**Problem to work on:**
Go through the material below and report how many lines contain "consultation". Give only the number.

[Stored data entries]
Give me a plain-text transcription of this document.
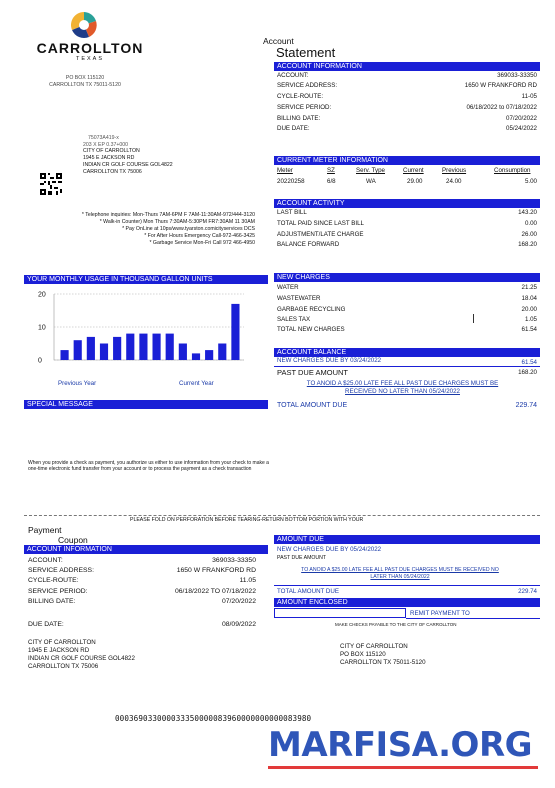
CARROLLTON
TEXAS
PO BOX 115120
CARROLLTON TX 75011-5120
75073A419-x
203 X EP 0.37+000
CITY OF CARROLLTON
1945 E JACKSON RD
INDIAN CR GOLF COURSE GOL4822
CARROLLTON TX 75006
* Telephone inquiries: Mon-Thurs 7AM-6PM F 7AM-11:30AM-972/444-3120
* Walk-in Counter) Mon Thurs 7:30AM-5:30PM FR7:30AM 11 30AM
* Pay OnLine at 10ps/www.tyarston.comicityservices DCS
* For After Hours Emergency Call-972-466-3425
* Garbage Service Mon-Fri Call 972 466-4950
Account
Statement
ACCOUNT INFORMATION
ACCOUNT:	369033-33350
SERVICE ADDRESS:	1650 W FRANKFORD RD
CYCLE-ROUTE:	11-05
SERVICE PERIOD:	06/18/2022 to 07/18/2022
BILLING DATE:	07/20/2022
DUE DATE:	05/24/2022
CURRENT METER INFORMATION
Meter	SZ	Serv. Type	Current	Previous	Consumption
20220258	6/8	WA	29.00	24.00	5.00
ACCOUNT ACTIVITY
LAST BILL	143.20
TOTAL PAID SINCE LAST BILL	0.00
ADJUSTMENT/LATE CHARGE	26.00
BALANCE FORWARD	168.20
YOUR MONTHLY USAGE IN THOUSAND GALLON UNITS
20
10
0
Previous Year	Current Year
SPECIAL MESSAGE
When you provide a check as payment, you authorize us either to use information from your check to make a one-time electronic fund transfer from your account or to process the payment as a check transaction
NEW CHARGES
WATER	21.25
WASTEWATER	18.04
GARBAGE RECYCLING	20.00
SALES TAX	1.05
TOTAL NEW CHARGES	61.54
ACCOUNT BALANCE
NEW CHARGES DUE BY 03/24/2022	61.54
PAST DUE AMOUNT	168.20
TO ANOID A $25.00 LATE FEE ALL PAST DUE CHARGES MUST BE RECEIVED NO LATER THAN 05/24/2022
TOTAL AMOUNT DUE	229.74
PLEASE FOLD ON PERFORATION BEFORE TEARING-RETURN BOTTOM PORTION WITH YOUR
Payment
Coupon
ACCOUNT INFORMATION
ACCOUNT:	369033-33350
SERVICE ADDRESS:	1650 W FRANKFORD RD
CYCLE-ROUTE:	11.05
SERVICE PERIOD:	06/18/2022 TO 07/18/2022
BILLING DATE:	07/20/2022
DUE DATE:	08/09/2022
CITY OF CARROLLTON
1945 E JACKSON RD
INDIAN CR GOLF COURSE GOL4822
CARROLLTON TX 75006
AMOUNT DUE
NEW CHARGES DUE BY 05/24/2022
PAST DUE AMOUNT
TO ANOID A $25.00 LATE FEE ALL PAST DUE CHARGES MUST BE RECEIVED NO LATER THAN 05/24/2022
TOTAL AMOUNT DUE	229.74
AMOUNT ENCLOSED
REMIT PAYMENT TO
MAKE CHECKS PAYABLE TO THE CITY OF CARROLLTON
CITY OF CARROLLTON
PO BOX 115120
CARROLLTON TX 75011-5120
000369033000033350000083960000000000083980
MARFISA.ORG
==
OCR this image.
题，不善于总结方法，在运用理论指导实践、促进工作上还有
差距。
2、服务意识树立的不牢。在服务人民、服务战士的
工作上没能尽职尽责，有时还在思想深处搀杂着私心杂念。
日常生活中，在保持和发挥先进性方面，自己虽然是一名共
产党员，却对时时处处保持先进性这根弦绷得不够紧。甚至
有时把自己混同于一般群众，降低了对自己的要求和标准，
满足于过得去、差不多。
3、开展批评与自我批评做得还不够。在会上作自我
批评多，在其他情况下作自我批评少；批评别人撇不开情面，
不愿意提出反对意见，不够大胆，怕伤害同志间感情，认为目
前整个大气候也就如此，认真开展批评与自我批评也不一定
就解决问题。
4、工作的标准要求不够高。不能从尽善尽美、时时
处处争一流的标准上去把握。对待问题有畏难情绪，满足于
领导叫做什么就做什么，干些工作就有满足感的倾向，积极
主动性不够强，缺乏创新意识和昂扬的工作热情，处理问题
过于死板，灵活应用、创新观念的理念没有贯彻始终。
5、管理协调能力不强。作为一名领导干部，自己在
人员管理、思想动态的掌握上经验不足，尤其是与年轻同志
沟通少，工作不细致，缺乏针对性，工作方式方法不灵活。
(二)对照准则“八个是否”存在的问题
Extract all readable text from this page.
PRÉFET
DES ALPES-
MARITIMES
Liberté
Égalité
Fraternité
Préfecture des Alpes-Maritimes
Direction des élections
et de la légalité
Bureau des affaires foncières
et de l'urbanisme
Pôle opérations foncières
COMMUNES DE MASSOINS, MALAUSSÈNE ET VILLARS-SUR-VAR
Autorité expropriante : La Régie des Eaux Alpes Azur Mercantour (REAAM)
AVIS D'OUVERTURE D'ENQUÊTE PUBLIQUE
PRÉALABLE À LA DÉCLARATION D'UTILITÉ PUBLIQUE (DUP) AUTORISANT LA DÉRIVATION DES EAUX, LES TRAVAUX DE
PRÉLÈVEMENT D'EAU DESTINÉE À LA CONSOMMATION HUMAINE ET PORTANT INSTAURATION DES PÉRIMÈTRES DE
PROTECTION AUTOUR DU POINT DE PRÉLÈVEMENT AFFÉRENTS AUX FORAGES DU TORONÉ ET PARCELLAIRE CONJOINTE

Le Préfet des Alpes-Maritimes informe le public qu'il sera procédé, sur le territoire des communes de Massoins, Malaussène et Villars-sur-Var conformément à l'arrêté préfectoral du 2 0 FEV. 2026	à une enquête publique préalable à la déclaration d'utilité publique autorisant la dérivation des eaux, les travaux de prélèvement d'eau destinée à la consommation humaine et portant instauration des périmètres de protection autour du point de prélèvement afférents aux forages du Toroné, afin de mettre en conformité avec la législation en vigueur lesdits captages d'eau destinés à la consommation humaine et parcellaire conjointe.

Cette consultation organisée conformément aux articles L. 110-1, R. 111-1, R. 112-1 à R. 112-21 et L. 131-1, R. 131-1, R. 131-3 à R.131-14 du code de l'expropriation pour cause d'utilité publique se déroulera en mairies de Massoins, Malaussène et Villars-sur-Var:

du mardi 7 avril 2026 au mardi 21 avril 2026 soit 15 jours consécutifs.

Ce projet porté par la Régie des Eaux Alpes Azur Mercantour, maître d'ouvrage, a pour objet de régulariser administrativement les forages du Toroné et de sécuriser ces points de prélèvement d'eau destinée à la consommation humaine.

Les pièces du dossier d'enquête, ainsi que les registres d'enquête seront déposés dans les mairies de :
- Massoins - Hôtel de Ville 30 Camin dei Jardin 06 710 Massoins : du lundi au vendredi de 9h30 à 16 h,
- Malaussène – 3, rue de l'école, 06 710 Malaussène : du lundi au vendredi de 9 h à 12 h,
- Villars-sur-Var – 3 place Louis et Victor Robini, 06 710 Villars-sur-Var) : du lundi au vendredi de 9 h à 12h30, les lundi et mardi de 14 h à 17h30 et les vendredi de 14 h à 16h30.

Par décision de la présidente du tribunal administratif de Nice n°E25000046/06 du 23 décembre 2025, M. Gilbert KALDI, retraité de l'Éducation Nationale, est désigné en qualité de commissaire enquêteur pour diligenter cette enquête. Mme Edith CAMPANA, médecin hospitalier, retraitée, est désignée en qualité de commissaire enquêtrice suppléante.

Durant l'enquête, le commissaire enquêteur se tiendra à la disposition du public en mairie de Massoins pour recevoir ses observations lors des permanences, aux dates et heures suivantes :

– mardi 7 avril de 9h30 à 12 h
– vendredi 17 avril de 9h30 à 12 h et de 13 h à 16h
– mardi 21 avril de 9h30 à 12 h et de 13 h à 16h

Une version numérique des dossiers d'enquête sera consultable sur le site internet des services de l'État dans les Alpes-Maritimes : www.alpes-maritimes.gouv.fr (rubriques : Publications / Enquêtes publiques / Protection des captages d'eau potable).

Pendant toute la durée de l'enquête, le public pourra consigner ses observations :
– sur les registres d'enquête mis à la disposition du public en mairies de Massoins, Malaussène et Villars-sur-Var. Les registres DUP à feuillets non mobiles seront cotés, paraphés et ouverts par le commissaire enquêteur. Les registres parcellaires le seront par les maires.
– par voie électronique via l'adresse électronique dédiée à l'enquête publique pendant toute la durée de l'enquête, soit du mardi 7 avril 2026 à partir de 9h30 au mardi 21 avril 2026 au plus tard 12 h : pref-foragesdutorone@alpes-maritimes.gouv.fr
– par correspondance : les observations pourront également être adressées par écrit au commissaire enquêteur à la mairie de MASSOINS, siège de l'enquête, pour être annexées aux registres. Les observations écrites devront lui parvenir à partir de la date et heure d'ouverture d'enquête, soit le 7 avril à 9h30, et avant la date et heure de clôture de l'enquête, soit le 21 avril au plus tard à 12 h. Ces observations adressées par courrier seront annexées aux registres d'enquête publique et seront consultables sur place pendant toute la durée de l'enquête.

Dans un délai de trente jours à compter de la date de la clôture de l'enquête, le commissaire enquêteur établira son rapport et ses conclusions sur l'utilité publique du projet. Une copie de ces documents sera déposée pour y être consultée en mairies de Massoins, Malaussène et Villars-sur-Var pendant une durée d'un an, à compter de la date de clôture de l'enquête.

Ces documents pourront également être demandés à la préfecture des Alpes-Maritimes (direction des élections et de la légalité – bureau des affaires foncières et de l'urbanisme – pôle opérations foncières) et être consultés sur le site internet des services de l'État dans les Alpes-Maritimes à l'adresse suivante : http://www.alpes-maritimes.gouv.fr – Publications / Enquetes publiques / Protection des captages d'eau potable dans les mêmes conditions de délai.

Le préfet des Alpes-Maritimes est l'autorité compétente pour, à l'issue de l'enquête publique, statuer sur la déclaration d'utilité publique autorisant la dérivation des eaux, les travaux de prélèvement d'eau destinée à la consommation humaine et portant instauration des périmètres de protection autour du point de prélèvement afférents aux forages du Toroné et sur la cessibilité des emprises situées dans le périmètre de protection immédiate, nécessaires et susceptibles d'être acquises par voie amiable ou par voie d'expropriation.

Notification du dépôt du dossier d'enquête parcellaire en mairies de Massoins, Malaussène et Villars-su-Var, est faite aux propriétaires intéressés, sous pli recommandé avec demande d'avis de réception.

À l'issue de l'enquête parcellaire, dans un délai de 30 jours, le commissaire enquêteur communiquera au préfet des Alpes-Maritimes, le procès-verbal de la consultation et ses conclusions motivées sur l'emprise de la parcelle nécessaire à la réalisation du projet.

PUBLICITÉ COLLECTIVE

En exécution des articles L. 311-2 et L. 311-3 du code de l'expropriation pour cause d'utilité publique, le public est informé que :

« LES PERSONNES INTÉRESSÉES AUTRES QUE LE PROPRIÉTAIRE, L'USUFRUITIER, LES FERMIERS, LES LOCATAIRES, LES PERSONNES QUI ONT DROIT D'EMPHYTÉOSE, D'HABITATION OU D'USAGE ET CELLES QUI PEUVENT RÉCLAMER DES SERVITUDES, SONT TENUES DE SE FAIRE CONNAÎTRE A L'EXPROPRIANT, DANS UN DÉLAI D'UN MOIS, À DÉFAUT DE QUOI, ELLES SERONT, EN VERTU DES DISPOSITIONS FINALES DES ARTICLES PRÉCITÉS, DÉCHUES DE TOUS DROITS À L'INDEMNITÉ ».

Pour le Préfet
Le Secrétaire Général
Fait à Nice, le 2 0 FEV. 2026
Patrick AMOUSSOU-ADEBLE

**Result:**
2